* [Directions]: Check every line of the material below for "Alaskans". Give the number of lines that have it, and only that.

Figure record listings
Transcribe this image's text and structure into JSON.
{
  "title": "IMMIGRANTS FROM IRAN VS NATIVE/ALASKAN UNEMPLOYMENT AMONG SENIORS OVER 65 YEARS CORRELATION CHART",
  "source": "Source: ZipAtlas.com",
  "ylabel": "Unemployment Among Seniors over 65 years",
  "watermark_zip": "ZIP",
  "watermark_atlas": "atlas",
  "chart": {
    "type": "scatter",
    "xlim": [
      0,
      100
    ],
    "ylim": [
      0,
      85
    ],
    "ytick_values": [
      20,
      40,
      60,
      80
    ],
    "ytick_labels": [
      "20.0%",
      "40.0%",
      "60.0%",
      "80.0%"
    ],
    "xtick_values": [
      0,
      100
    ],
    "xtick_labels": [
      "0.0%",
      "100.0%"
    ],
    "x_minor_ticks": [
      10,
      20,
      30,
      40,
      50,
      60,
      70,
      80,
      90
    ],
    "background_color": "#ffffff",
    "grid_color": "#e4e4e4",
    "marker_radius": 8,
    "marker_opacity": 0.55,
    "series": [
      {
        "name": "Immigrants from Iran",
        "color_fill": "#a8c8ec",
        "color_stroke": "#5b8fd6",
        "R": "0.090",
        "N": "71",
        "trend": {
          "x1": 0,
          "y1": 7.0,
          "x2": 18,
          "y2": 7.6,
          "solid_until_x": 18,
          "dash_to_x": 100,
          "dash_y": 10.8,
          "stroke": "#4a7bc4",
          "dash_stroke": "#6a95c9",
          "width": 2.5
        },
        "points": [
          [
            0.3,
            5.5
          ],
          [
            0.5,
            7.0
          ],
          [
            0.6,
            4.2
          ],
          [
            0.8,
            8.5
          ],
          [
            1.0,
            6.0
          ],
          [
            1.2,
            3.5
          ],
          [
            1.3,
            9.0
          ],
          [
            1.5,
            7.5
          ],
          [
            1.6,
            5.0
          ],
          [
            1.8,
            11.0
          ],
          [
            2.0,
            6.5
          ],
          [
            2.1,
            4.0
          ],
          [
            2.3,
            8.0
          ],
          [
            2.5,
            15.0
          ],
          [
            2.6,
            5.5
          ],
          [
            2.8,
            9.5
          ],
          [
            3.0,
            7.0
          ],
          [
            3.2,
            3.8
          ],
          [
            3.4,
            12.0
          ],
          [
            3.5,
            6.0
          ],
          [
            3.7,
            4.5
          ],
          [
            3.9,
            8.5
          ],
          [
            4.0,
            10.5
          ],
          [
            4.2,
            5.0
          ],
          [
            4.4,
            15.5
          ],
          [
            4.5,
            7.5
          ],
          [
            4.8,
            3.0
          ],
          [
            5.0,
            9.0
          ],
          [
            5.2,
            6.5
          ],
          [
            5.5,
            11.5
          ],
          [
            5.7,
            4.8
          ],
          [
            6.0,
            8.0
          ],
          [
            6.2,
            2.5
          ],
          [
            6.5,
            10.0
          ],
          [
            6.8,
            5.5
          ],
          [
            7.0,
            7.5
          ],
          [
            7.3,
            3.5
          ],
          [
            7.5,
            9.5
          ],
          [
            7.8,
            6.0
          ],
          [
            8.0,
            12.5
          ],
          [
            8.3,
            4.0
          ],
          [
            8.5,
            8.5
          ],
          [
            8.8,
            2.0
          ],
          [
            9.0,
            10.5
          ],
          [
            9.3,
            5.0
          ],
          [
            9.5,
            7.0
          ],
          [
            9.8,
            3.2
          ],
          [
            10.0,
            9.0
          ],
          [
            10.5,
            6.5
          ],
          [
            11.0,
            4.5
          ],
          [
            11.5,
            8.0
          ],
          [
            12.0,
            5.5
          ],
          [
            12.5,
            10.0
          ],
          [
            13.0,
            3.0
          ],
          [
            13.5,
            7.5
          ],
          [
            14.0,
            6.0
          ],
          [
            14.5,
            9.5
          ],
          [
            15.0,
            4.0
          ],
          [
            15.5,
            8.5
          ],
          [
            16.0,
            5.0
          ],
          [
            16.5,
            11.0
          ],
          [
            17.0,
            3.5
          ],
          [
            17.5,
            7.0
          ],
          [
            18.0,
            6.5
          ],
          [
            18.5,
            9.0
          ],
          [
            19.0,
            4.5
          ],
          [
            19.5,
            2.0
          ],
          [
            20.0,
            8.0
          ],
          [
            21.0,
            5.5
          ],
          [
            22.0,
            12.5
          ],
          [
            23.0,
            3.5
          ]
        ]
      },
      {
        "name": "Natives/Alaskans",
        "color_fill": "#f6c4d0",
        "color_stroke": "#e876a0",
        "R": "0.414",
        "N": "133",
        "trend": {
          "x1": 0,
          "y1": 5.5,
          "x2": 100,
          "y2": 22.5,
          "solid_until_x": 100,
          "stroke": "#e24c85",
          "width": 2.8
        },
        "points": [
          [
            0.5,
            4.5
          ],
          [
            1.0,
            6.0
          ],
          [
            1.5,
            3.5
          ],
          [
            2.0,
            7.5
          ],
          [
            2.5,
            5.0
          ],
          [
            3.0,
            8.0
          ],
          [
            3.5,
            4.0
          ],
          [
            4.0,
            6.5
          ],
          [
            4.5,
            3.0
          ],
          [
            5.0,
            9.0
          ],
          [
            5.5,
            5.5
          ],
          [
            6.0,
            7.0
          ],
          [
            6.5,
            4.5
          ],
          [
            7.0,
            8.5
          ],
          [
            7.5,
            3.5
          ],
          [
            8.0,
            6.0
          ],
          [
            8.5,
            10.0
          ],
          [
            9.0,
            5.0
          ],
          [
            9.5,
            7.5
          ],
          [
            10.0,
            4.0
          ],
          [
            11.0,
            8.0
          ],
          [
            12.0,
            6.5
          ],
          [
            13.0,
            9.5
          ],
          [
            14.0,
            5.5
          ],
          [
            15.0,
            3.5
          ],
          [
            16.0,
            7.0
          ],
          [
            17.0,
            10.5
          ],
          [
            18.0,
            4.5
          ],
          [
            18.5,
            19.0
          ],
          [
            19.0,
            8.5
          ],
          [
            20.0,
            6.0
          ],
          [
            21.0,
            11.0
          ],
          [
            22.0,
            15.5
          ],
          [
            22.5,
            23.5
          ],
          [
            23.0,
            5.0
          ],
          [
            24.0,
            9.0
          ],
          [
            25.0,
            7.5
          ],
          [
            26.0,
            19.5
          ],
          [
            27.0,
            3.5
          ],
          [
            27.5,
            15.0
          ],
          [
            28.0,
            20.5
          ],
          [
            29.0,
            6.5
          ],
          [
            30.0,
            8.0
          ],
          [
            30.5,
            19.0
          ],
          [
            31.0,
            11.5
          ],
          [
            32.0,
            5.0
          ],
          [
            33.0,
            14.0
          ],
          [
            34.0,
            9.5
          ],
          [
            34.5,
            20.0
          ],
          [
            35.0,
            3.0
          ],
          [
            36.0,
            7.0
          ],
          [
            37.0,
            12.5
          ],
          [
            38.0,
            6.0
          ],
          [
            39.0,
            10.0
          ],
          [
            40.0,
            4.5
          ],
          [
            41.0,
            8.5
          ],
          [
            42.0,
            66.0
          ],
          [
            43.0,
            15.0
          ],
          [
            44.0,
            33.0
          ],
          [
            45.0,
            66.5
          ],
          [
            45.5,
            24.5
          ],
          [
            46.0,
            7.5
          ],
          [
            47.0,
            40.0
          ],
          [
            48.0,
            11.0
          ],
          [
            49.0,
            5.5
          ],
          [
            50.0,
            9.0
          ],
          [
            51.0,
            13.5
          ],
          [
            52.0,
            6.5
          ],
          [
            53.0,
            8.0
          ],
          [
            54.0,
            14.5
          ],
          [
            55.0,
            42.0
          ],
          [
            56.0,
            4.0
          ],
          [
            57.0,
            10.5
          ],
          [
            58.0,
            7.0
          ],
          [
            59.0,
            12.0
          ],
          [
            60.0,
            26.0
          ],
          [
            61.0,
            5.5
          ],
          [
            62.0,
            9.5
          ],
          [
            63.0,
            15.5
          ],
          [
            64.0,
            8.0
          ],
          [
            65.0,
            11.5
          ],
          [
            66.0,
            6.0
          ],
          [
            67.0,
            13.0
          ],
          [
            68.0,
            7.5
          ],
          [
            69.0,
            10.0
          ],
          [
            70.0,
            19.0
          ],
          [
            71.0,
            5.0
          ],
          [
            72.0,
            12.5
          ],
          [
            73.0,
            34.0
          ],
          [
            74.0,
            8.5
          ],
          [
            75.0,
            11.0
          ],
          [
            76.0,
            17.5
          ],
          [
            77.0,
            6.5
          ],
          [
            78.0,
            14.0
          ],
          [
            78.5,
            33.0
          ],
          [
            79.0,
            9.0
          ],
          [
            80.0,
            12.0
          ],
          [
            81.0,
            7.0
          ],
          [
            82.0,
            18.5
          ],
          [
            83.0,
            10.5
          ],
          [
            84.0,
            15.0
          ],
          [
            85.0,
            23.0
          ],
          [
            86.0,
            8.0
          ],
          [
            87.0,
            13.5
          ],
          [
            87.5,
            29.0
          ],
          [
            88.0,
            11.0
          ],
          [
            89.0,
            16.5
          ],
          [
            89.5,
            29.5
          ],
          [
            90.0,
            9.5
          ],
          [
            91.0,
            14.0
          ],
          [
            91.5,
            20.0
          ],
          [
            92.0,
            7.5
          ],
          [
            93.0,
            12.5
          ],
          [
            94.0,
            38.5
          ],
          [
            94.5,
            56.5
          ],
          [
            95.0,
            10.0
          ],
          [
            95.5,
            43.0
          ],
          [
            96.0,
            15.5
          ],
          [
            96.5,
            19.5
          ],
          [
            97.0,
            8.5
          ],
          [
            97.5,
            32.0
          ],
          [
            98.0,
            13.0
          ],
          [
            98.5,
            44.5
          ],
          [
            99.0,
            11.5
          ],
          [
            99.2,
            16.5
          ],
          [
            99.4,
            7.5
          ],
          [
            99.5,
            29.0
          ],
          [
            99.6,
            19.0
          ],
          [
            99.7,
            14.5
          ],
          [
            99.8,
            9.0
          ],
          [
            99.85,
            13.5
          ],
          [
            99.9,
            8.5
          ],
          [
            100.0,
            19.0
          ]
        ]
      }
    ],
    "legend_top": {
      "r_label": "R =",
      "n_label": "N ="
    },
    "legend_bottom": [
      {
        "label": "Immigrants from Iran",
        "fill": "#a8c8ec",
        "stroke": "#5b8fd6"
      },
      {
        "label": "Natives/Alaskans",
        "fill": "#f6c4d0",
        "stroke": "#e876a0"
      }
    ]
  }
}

* [Task result]: 2